_WHAT TO WORK ON_
Print all of the lines exactly. Any picture among them stays out.

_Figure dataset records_
** BEGIN **
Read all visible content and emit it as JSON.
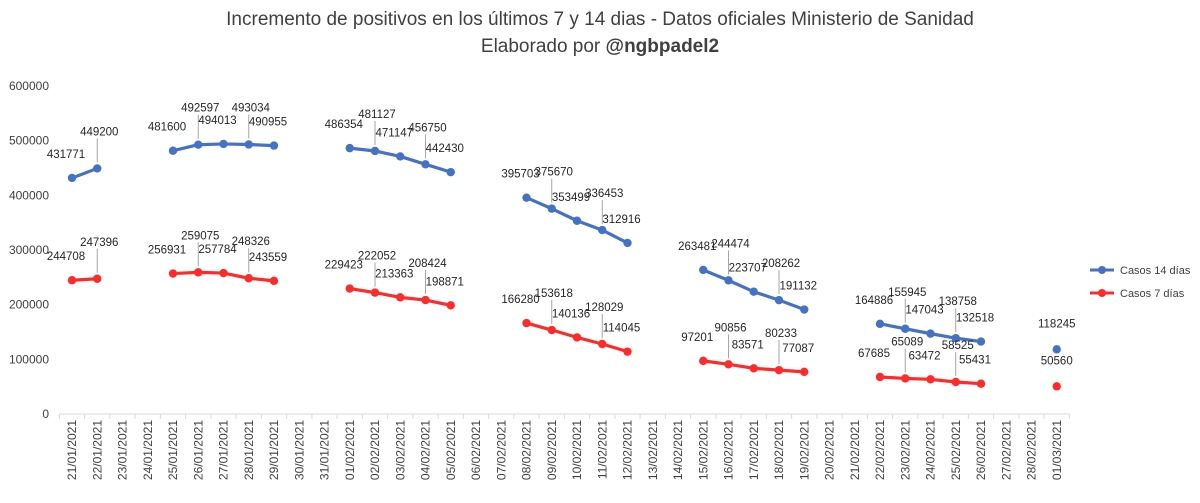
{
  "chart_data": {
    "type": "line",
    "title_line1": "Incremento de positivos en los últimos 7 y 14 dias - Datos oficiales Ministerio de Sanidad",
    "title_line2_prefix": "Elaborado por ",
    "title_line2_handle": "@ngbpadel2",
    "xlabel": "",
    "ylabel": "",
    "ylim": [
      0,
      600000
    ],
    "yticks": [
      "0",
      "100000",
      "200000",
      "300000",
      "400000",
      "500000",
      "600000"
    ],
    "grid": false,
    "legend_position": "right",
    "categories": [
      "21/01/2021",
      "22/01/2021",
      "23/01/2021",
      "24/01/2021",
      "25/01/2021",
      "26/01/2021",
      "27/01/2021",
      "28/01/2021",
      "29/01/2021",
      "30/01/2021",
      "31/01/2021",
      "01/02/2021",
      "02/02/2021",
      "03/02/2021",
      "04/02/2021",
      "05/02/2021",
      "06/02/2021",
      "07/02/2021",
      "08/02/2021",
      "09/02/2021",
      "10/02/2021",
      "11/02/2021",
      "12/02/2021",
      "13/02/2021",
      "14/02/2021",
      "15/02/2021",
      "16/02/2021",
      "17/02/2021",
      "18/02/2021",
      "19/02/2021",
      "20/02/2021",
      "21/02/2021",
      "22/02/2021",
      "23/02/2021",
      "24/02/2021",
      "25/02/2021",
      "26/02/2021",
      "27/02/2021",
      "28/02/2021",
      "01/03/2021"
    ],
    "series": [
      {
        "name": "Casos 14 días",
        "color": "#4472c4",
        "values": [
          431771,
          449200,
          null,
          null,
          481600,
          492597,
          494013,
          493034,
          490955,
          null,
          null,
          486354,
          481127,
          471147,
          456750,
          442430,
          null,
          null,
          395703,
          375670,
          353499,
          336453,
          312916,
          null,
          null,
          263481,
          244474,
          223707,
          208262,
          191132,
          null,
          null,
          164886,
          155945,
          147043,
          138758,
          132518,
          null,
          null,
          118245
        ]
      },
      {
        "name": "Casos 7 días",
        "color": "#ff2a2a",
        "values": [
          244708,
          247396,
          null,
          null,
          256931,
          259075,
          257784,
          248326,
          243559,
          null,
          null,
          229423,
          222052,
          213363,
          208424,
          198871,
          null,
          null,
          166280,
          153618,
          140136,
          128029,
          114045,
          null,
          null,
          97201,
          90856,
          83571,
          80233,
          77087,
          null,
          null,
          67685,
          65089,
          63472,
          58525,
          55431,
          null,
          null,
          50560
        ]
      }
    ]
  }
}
** END **
_EXERCISE OUTPUT_
Read all visible content and emit it as JSON.
{
  "chart_data": {
    "type": "line",
    "title_line1": "Incremento de positivos en los últimos 7 y 14 dias - Datos oficiales Ministerio de Sanidad",
    "title_line2_prefix": "Elaborado por ",
    "title_line2_handle": "@ngbpadel2",
    "xlabel": "",
    "ylabel": "",
    "ylim": [
      0,
      600000
    ],
    "yticks": [
      "0",
      "100000",
      "200000",
      "300000",
      "400000",
      "500000",
      "600000"
    ],
    "grid": false,
    "legend_position": "right",
    "categories": [
      "21/01/2021",
      "22/01/2021",
      "23/01/2021",
      "24/01/2021",
      "25/01/2021",
      "26/01/2021",
      "27/01/2021",
      "28/01/2021",
      "29/01/2021",
      "30/01/2021",
      "31/01/2021",
      "01/02/2021",
      "02/02/2021",
      "03/02/2021",
      "04/02/2021",
      "05/02/2021",
      "06/02/2021",
      "07/02/2021",
      "08/02/2021",
      "09/02/2021",
      "10/02/2021",
      "11/02/2021",
      "12/02/2021",
      "13/02/2021",
      "14/02/2021",
      "15/02/2021",
      "16/02/2021",
      "17/02/2021",
      "18/02/2021",
      "19/02/2021",
      "20/02/2021",
      "21/02/2021",
      "22/02/2021",
      "23/02/2021",
      "24/02/2021",
      "25/02/2021",
      "26/02/2021",
      "27/02/2021",
      "28/02/2021",
      "01/03/2021"
    ],
    "series": [
      {
        "name": "Casos 14 días",
        "color": "#4472c4",
        "values": [
          431771,
          449200,
          null,
          null,
          481600,
          492597,
          494013,
          493034,
          490955,
          null,
          null,
          486354,
          481127,
          471147,
          456750,
          442430,
          null,
          null,
          395703,
          375670,
          353499,
          336453,
          312916,
          null,
          null,
          263481,
          244474,
          223707,
          208262,
          191132,
          null,
          null,
          164886,
          155945,
          147043,
          138758,
          132518,
          null,
          null,
          118245
        ]
      },
      {
        "name": "Casos 7 días",
        "color": "#ff2a2a",
        "values": [
          244708,
          247396,
          null,
          null,
          256931,
          259075,
          257784,
          248326,
          243559,
          null,
          null,
          229423,
          222052,
          213363,
          208424,
          198871,
          null,
          null,
          166280,
          153618,
          140136,
          128029,
          114045,
          null,
          null,
          97201,
          90856,
          83571,
          80233,
          77087,
          null,
          null,
          67685,
          65089,
          63472,
          58525,
          55431,
          null,
          null,
          50560
        ]
      }
    ]
  }
}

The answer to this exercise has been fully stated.